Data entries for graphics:

>> begin

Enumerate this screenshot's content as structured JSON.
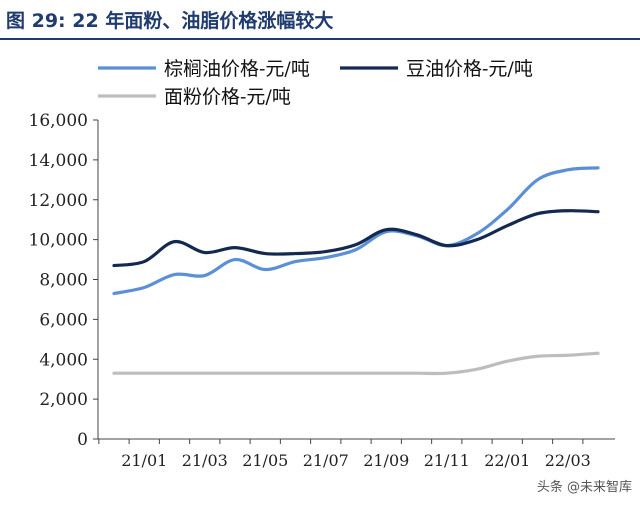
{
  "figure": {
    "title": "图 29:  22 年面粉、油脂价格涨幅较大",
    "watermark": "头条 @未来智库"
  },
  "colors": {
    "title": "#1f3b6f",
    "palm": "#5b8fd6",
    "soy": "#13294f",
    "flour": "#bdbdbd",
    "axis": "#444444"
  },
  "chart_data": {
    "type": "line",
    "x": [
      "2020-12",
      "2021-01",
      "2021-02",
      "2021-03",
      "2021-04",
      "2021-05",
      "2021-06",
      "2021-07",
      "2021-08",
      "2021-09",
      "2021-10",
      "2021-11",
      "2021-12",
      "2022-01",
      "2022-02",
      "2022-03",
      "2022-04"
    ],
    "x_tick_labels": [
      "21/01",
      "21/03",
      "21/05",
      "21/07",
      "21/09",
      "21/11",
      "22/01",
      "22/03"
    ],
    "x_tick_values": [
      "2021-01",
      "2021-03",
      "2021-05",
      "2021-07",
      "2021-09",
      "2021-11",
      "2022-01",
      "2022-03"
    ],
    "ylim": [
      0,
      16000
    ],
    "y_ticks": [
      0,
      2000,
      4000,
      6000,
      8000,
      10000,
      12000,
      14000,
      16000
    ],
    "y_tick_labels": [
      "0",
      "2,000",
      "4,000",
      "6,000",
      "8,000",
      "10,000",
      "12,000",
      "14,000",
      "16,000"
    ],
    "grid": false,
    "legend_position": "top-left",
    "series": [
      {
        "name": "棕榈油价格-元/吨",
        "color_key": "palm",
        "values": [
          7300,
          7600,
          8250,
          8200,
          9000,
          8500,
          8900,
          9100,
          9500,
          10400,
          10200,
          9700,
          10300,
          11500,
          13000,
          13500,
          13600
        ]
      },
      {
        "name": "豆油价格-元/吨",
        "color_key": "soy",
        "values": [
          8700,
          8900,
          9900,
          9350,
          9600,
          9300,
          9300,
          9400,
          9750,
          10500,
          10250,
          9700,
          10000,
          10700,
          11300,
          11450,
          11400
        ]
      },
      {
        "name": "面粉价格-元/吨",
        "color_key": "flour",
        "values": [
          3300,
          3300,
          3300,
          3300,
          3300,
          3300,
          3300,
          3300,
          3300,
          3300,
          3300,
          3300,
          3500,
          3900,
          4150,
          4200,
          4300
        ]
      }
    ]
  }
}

>> end
>> begin

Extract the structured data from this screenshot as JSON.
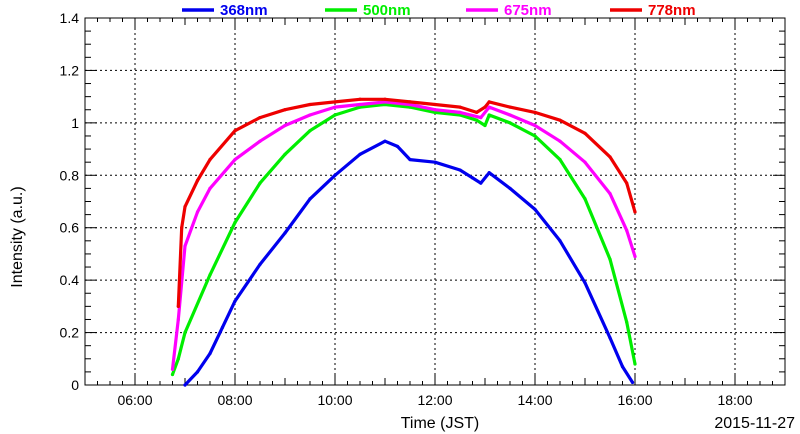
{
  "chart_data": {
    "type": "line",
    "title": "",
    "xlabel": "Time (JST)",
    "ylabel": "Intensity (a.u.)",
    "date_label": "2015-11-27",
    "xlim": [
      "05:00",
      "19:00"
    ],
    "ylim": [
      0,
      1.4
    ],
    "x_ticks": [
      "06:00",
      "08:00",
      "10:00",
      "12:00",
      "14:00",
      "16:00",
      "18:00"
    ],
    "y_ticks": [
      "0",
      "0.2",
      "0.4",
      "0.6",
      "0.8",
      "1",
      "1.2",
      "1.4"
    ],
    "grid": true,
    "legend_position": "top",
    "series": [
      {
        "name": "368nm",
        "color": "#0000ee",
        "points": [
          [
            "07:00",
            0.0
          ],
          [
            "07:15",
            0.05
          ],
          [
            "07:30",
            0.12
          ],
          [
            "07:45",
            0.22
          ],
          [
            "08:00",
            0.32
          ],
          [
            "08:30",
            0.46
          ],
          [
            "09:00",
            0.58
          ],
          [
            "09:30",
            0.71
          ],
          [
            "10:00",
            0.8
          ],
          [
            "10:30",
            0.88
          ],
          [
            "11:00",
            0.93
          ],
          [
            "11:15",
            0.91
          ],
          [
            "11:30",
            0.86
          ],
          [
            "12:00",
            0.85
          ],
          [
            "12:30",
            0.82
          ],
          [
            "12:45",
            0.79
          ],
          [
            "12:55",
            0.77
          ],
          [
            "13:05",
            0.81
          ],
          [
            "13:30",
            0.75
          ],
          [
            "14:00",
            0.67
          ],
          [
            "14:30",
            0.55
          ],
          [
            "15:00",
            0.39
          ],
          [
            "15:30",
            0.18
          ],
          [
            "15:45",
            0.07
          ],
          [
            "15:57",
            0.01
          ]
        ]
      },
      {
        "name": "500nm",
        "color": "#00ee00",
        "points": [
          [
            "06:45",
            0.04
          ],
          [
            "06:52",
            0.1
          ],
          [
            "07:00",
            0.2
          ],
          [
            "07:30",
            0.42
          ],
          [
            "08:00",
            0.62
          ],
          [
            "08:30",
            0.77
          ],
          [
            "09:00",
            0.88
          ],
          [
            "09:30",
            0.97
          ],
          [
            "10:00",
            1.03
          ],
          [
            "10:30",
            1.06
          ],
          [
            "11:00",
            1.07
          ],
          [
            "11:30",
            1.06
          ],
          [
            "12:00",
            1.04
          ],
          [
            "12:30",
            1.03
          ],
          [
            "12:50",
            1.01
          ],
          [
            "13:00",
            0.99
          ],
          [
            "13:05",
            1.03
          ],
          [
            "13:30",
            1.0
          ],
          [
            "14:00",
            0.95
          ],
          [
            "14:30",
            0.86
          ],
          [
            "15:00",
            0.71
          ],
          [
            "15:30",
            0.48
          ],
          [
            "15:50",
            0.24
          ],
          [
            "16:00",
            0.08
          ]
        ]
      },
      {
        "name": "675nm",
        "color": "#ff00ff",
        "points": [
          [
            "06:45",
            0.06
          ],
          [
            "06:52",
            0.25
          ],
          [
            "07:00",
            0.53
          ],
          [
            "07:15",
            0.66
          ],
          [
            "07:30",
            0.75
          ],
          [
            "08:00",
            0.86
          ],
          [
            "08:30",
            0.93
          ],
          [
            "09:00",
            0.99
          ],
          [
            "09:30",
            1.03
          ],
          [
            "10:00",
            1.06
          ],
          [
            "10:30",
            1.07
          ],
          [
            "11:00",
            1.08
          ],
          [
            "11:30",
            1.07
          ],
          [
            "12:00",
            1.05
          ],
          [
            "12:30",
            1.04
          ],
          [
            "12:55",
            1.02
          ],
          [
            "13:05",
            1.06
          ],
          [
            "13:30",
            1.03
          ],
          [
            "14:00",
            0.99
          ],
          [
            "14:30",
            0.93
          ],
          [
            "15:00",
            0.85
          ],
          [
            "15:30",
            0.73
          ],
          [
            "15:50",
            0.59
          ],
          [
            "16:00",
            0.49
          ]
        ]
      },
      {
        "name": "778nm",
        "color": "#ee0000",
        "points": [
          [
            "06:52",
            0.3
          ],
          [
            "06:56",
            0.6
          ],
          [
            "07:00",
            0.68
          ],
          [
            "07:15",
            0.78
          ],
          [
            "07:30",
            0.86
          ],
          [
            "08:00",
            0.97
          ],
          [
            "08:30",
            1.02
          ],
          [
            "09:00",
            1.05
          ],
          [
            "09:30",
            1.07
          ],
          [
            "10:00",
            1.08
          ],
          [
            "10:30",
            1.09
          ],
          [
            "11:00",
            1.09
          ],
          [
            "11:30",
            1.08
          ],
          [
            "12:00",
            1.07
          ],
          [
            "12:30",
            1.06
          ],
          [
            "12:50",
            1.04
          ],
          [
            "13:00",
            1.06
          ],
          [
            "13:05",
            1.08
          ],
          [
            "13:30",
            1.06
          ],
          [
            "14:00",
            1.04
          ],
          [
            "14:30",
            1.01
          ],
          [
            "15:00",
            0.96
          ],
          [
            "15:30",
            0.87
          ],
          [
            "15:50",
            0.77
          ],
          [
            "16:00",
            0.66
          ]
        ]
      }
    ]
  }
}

>> end

--- Aim ---
Collect the lines of the data that carry the word "this".

--- Reply to the exercise ---
Enumerate this screenshot's content as structured JSON.
Extract the structured data from this screenshot as JSON.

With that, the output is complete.